# [Challenge]
Without the images, write out all of the following entries exactly.

* start *

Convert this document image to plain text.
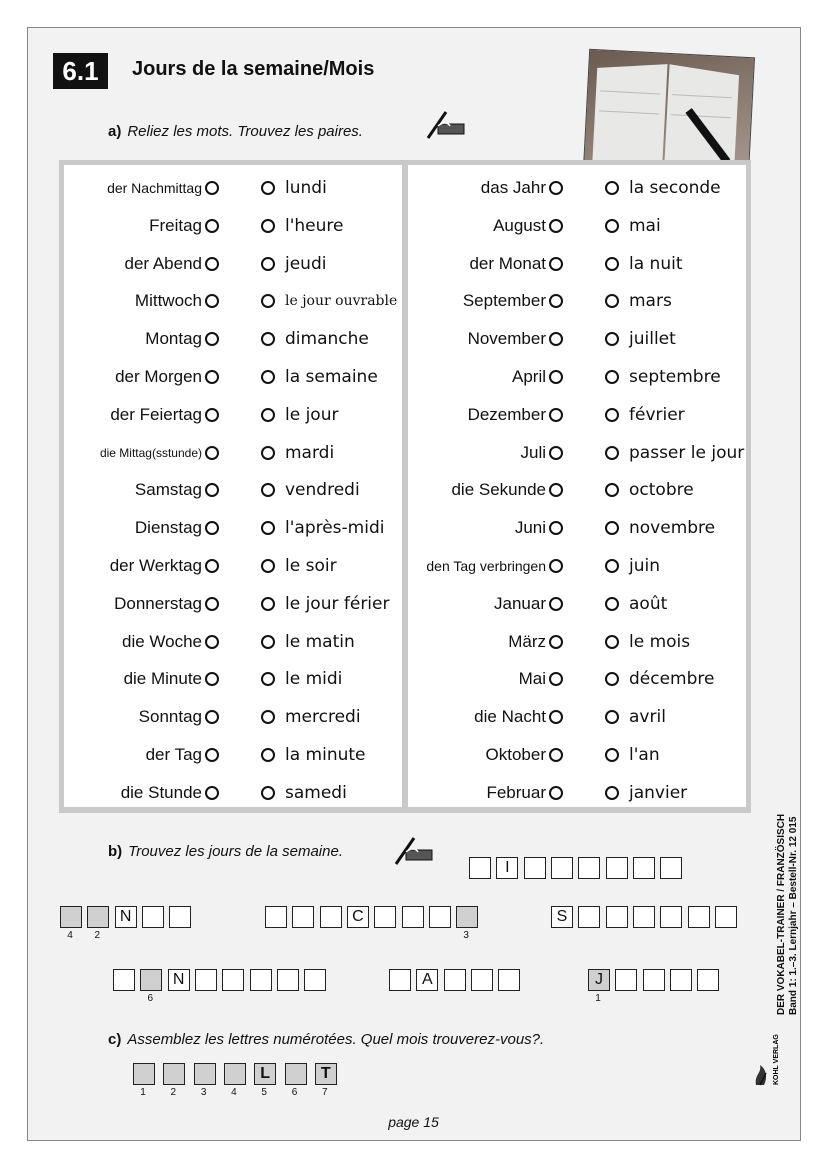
6.1	Jours de la semaine/Mois
a) Reliez les mots. Trouvez les paires.
der Nachmittag	lundi
Freitag	l'heure
der Abend	jeudi
Mittwoch	le jour ouvrable
Montag	dimanche
der Morgen	la semaine
der Feiertag	le jour
die Mittag(sstunde)	mardi
Samstag	vendredi
Dienstag	l'après-midi
der Werktag	le soir
Donnerstag	le jour férier
die Woche	le matin
die Minute	le midi
Sonntag	mercredi
der Tag	la minute
die Stunde	samedi
das Jahr	la seconde
August	mai
der Monat	la nuit
September	mars
November	juillet
April	septembre
Dezember	février
Juli	passer le jour
die Sekunde	octobre
Juni	novembre
den Tag verbringen	juin
Januar	août
März	le mois
Mai	décembre
die Nacht	avril
Oktober	l'an
Februar	janvier
b) Trouvez les jours de la semaine.
I
4	2
N	C
3
S
6
N	A	J
1
c) Assemblez les lettres numérotées. Quel mois trouverez-vous?.
1	2	3	4
L
5	6
T
7
DER VOKABEL-TRAINER / FRANZÖSISCH Band 1: 1.–3. Lernjahr – Bestell-Nr. 12 015
KOHL VERLAG
page 15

* end *

# [The completed task]
Convert this document image to plain text.
6.1	Jours de la semaine/Mois
a) Reliez les mots. Trouvez les paires.
der Nachmittag	lundi
Freitag	l'heure
der Abend	jeudi
Mittwoch	le jour ouvrable
Montag	dimanche
der Morgen	la semaine
der Feiertag	le jour
die Mittag(sstunde)	mardi
Samstag	vendredi
Dienstag	l'après-midi
der Werktag	le soir
Donnerstag	le jour férier
die Woche	le matin
die Minute	le midi
Sonntag	mercredi
der Tag	la minute
die Stunde	samedi
das Jahr	la seconde
August	mai
der Monat	la nuit
September	mars
November	juillet
April	septembre
Dezember	février
Juli	passer le jour
die Sekunde	octobre
Juni	novembre
den Tag verbringen	juin
Januar	août
März	le mois
Mai	décembre
die Nacht	avril
Oktober	l'an
Februar	janvier
b) Trouvez les jours de la semaine.
I
4	2
N	C
3
S
6
N	A	J
1
c) Assemblez les lettres numérotées. Quel mois trouverez-vous?.
1	2	3	4
L
5	6
T
7
DER VOKABEL-TRAINER / FRANZÖSISCH Band 1: 1.–3. Lernjahr – Bestell-Nr. 12 015
KOHL VERLAG
page 15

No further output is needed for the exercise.